Instructions for the task:
Keep only the lines of the data below that contain "name", and copy them.

Figure collection entries:
□ □ □

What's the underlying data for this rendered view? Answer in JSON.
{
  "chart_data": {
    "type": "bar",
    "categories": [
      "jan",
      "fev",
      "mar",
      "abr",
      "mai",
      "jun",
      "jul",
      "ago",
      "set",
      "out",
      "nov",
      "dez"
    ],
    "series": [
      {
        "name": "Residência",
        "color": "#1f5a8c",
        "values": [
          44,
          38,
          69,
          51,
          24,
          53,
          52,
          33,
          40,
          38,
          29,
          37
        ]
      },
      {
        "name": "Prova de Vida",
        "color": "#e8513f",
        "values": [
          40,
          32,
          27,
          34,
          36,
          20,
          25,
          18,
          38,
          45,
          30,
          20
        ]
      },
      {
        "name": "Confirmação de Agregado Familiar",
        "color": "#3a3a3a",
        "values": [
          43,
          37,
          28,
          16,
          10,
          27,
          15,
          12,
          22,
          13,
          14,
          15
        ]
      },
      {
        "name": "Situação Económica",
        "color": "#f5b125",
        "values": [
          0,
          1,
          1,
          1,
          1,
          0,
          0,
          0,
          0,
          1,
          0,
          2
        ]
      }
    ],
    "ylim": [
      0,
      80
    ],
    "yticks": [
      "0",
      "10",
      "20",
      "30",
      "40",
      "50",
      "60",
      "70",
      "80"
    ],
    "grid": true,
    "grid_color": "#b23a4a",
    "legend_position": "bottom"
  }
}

□ □ □

Exercise solution:
        "name": "Residência",
        "name": "Prova de Vida",
        "name": "Confirmação de Agregado Familiar",
        "name": "Situação Económica",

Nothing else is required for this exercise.